— […] Nikolai Vsievolódovitch olhou severamente para ele —, eu queria apenas saber: você mesmo crê ou não em Deus?
— Eu creio na Rússia, creio na sua religião ortodoxa... creio no corpo de Cristo... creio que o novo advento acontecerá na Rússia... Creio... — balbuciou Chátov com frenesi.
— E em Deus? Em Deus?
— Eu... eu hei de crer em Deus. (Fiódor Dostoiévski, Os Demônios)
Lembro-me ainda hoje do impacto que a obra Discipulado, do pastor e teólogo alemão Dietrich Bonhoeffer (de quem já falei em vídeo), causou em mim. Eu havia me convertido há pouco tempo quando o livro caiu em minhas mãos – não me lembro agora quem mo indicou – e foi um choque deparar-me com tamanho radicalismo e, sobretudo, tamanha coragem. Fiquei por semanas atordoado com o que tinha lido e pensando: “o que esse sujeito quer é impossível”.
Dietrich Bonhoeffer nasceu em 4 de fevereiro de 1906, filho de um bem-sucedido psiquiatra, Karl Bonhoeffer, e uma professora, Paula Bonhoeffer, neta do eminente teólogo protestante Karl von Hase. Formou-se em teologia pela Universidade de Tübigen e doutorou-se pela Universidade de Berlim, em 1927. Em 1930, como ainda era muito jovem para ser ordenado pastor (tinha somente 24 anos), viajou para um período de intercâmbio nos Estados Unidos, onde conheceu o genial teólogo Reinhold Niebuhr. Deu algumas aulas como convidado no Union Theological Seminary e também conheceu um jovem estudante negro, Franklin Fisher, que o introduziu no pentecostalismo festivo e devoto das igrejas negras americanas, que muito o impressionaram. Frequentou a The Abyssinian Baptist Church, em Nova York, e teve oportunidade de andar pelo Harlem e viver – e refletir e se envergonhar com – o intenso racismo e a segregação americanos. Tal experiência marcaria de maneira indelével sua fé e sua teologia.

==================================================

ENUNCIADO DA TAREFA 1>
Responda às perguntas abaixo com base no texto sobre Bonhoeffer.
(a) Em que ano Bonhoeffer se doutorou pela Universidade de Berlim?
(b) Qual era a profissão de Karl Bonhoeffer, pai de Dietrich?
(c) Que igreja de Nova York Bonhoeffer frequentou?
ENUNCIADO DA TAREFA 2>
Indique se cada afirmação abaixo está de acordo com o texto sobre Bonhoeffer, respondendo sim ou não e citando as palavras decisivas do texto.
(a) Bonhoeffer viajou aos Estados Unidos em 1930 por ainda ser jovem demais para a ordenação como pastor.
(b) Franklin Fisher era professor do Union Theological Seminary.
(c) Bonhoeffer formou-se em teologia pela Universidade de Berlim.

TRECHOS DE DADOS>
==================================================

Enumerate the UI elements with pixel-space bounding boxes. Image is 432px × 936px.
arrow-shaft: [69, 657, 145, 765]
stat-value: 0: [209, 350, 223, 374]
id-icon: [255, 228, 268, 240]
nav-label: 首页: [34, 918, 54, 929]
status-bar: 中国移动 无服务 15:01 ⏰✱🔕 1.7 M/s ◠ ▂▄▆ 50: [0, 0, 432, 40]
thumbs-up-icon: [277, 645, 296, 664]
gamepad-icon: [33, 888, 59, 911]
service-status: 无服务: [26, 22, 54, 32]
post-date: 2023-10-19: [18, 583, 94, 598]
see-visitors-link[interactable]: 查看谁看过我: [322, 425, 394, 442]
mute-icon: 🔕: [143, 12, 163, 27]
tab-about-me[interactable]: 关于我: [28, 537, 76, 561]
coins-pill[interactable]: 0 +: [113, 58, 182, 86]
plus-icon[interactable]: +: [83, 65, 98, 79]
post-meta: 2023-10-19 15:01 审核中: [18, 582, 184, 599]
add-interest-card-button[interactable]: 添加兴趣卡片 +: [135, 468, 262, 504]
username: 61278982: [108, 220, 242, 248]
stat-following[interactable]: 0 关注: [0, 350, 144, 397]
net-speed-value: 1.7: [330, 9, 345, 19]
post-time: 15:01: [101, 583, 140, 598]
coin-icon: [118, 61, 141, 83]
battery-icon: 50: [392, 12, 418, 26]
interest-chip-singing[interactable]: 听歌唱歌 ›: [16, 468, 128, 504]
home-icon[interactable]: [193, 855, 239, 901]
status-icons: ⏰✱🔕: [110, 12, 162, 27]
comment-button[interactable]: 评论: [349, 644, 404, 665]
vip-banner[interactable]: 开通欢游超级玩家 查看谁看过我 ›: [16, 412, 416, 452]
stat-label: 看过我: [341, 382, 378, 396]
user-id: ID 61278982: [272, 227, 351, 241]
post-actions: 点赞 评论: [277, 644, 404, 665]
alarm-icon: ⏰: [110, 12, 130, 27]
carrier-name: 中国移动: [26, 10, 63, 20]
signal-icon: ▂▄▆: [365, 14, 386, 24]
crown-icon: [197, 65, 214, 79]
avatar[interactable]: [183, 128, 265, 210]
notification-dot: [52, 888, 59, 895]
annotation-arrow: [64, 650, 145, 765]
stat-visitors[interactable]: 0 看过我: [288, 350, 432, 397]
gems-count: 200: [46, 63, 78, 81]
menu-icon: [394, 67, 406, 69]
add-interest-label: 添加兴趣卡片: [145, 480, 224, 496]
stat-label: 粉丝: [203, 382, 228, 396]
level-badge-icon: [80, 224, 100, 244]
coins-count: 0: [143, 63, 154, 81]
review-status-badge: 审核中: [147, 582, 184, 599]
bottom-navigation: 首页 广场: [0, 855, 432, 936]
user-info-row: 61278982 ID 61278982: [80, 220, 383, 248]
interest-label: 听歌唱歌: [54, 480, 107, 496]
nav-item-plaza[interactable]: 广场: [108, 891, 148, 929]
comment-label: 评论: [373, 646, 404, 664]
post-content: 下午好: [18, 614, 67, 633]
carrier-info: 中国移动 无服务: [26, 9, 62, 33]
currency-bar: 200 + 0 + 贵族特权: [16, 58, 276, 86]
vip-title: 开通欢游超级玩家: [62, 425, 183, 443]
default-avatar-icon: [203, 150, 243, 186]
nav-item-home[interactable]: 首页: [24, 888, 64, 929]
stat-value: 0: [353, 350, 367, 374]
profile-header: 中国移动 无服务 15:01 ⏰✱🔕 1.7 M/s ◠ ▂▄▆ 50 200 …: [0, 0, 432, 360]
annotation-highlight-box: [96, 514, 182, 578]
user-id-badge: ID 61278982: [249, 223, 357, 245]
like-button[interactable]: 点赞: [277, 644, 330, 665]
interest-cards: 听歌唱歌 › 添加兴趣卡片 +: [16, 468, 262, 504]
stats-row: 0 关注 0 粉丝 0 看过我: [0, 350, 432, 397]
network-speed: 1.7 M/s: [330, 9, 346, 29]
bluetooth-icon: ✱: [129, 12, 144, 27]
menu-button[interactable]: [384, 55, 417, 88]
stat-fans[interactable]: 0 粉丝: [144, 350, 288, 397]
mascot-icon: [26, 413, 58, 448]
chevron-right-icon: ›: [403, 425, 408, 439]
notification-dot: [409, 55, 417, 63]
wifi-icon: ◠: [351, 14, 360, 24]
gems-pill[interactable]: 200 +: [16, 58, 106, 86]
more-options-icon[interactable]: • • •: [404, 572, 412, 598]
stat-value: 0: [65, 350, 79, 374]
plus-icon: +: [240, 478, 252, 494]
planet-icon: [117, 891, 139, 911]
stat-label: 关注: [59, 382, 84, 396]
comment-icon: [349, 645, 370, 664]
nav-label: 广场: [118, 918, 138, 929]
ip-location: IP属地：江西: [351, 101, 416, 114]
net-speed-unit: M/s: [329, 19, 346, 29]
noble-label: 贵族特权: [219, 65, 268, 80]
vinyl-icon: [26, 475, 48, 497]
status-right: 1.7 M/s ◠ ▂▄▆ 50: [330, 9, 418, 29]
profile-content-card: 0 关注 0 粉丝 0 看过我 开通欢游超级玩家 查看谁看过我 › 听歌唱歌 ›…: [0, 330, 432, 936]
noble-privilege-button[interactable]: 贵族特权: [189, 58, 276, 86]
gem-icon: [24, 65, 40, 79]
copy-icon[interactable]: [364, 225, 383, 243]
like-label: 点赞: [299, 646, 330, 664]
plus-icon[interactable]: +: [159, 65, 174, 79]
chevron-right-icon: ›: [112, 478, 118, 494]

==================================================

RESOLUÇÃO DA TAREFA 1>
(a) Em 1927.
(b) Psiquiatra.
(c) The Abyssinian Baptist Church.

RESOLUÇÃO DA TAREFA 2>
(a) Sim: "Em 1930, como ainda era muito jovem para ser ordenado pastor (tinha somente 24 anos), viajou para um período de intercâmbio nos Estados Unidos".
(b) Não: "um jovem estudante negro, Franklin Fisher".
(c) Não: "Formou-se em teologia pela Universidade de Tübigen".